((
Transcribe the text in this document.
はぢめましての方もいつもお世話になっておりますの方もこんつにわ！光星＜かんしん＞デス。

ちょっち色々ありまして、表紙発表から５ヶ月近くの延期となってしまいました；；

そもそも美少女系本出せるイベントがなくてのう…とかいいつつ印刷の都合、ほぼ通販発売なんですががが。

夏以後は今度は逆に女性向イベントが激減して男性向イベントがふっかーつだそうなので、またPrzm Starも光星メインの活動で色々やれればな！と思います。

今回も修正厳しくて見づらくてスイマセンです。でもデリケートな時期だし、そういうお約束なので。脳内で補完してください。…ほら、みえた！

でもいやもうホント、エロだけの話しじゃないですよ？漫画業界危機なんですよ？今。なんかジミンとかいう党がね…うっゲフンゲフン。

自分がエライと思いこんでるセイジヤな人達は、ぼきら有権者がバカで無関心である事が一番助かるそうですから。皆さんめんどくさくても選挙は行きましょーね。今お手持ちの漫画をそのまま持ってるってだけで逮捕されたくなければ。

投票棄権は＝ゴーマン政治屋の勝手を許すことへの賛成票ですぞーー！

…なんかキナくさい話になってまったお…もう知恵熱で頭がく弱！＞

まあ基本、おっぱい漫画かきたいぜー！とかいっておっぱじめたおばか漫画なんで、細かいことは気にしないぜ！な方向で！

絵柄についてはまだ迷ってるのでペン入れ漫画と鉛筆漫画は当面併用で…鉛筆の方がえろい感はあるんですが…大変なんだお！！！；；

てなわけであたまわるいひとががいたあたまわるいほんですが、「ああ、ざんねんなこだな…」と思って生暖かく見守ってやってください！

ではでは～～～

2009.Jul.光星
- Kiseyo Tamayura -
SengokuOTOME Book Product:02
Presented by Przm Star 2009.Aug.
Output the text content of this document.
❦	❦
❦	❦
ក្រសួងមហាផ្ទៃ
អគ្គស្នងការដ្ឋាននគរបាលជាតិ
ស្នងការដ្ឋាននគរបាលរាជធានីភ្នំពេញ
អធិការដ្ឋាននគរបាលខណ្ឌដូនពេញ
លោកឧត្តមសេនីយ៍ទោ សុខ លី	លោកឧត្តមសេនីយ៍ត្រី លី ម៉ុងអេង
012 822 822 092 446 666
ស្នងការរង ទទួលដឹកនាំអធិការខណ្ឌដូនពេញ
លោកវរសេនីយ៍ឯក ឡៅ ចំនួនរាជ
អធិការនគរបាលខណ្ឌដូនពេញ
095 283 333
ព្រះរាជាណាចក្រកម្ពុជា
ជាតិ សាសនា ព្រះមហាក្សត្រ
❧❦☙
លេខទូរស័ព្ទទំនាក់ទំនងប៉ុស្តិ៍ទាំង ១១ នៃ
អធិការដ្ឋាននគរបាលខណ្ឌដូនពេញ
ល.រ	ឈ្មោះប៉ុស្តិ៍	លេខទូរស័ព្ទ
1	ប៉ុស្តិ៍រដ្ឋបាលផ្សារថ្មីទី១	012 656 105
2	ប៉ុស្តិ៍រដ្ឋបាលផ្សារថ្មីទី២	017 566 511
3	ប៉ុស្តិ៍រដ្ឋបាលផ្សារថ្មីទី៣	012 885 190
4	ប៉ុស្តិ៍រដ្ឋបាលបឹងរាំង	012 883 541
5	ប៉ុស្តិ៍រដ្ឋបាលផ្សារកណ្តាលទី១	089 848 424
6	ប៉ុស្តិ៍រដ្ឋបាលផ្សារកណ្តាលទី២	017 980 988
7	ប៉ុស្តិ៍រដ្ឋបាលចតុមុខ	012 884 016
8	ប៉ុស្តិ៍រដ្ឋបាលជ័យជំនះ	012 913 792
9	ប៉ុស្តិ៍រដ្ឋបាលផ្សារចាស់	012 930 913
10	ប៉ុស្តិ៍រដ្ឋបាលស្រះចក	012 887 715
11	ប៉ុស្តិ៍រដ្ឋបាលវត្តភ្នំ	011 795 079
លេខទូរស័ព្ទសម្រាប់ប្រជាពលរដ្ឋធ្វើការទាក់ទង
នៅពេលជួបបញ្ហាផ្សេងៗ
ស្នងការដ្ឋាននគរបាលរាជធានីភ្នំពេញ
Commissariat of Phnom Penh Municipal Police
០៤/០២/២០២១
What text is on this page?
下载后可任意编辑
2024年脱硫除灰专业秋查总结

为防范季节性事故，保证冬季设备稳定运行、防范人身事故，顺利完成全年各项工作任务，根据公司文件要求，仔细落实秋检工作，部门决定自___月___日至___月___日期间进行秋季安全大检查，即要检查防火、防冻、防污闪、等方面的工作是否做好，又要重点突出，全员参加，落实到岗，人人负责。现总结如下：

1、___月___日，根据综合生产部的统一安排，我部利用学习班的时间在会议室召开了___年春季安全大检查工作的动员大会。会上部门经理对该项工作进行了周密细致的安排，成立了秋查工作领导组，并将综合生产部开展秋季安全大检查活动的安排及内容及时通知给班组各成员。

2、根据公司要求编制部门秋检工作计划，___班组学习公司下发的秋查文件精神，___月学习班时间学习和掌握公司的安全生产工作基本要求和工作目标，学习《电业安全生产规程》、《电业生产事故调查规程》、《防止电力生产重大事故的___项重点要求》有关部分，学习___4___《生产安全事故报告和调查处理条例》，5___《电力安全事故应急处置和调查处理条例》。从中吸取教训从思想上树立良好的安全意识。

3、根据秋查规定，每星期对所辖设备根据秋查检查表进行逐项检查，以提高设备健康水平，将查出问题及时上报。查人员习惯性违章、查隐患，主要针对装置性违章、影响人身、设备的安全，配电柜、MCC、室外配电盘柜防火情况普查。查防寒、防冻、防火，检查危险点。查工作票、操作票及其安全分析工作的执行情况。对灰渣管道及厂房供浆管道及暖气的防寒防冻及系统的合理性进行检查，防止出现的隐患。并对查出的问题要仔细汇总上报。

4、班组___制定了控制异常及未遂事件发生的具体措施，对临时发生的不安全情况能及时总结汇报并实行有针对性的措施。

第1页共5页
))
» **Your goal**:
Tally up the lines of the listing containing the word "text". Give only the total.

» **The answer**:
3